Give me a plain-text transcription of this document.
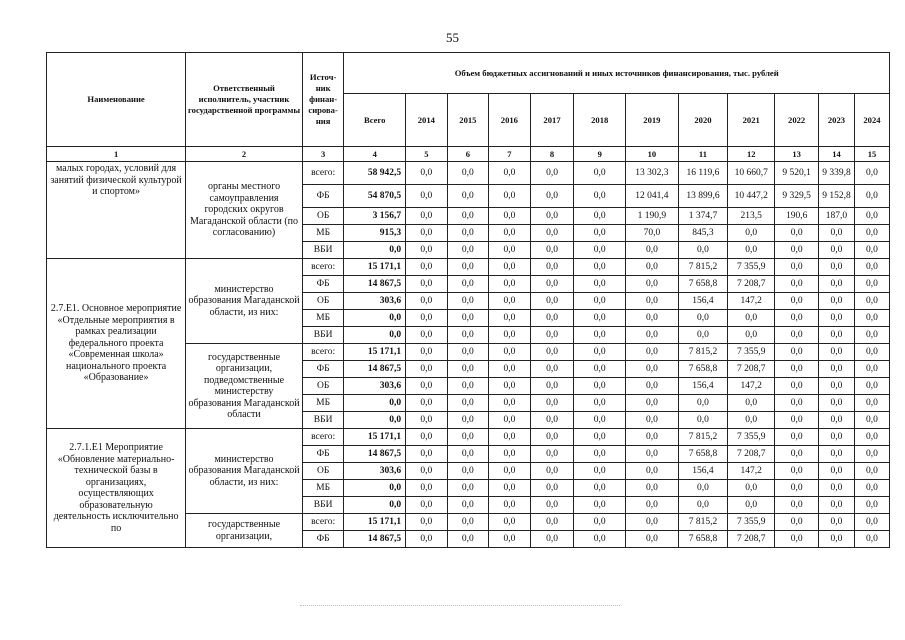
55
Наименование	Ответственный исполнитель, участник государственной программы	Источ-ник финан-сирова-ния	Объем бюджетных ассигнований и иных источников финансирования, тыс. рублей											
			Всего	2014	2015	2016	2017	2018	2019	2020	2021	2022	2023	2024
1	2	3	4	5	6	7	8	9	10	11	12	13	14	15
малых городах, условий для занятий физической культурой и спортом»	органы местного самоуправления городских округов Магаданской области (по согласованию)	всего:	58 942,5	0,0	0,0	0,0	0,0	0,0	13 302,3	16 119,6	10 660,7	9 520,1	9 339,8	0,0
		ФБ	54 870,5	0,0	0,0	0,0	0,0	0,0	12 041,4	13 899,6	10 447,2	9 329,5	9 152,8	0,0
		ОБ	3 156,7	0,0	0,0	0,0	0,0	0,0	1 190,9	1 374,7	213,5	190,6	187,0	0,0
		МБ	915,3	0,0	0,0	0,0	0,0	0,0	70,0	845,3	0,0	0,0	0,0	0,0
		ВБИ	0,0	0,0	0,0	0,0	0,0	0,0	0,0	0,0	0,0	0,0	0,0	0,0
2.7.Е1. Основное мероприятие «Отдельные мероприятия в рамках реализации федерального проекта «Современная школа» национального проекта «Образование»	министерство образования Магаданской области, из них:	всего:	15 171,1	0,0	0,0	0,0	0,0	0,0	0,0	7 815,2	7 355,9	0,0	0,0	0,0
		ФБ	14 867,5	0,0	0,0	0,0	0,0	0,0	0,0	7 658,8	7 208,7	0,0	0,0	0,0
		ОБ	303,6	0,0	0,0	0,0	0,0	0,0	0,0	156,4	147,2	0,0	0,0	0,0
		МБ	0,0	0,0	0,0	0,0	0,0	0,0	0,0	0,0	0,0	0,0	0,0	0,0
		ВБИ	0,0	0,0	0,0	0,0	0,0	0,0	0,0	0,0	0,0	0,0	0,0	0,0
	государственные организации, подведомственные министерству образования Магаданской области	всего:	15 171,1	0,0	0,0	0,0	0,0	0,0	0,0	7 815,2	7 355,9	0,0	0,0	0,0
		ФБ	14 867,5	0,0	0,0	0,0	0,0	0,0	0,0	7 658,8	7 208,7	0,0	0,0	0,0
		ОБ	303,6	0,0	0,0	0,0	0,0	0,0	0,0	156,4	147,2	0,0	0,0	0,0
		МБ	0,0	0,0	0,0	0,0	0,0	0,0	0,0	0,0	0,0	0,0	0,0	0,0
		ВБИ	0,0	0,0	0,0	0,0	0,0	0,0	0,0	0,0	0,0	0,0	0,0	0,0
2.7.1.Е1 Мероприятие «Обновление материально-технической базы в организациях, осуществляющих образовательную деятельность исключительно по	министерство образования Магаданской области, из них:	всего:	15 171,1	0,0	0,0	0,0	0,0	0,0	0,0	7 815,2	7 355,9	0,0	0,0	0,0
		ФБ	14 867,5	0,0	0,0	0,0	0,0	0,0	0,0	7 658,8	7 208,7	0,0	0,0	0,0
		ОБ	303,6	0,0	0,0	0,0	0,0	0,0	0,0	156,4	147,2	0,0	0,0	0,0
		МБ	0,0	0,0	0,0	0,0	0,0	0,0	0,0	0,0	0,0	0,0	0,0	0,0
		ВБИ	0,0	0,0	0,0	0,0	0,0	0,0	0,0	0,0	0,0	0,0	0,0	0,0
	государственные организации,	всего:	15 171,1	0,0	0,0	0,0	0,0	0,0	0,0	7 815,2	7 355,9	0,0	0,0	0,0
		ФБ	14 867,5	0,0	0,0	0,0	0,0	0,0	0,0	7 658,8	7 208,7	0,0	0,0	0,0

--

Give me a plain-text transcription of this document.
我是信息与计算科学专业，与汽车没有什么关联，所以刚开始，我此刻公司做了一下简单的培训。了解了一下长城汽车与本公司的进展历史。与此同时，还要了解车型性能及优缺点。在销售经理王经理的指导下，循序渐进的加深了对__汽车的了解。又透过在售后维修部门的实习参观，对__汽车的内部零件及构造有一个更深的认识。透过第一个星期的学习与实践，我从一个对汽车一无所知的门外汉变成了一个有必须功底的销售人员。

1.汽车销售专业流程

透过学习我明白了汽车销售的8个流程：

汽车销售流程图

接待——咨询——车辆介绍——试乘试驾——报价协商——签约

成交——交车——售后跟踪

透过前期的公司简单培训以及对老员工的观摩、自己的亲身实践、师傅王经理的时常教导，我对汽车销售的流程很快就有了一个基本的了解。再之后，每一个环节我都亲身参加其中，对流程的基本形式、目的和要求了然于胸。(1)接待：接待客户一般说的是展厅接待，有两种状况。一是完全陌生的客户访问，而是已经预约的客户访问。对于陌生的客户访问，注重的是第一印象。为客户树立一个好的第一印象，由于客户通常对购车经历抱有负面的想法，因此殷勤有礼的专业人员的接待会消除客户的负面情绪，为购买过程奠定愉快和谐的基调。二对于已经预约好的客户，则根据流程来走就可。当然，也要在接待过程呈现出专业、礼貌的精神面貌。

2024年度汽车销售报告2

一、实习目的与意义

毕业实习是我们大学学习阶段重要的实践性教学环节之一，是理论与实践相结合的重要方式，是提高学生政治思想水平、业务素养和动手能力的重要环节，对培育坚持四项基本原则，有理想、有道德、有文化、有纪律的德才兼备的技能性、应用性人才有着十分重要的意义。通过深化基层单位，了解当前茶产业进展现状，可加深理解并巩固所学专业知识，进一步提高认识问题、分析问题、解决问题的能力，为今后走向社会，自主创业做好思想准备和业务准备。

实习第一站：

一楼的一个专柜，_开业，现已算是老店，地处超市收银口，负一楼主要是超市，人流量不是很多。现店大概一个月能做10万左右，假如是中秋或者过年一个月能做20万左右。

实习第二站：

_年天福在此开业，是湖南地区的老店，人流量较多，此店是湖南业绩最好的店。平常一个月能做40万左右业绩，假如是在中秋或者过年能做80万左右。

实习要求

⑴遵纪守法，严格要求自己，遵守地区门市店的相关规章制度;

## CHALLENGE
Using the material above, copy every line in which the string "Магаданской" occurs.

## RESULT FOR THIS EXERCISE
малых городах, условий для занятий физической культурой и спортом»	органы местного самоуправления городских округов Магаданской области (по согласованию)	всего:	58 942,5	0,0	0,0	0,0	0,0	0,0	13 302,3	16 119,6	10 660,7	9 520,1	9 339,8	0,0
2.7.Е1. Основное мероприятие «Отдельные мероприятия в рамках реализации федерального проекта «Современная школа» национального проекта «Образование»	министерство образования Магаданской области, из них:	всего:	15 171,1	0,0	0,0	0,0	0,0	0,0	0,0	7 815,2	7 355,9	0,0	0,0	0,0
	государственные организации, подведомственные министерству образования Магаданской области	всего:	15 171,1	0,0	0,0	0,0	0,0	0,0	0,0	7 815,2	7 355,9	0,0	0,0	0,0
2.7.1.Е1 Мероприятие «Обновление материально-технической базы в организациях, осуществляющих образовательную деятельность исключительно по	министерство образования Магаданской области, из них:	всего:	15 171,1	0,0	0,0	0,0	0,0	0,0	0,0	7 815,2	7 355,9	0,0	0,0	0,0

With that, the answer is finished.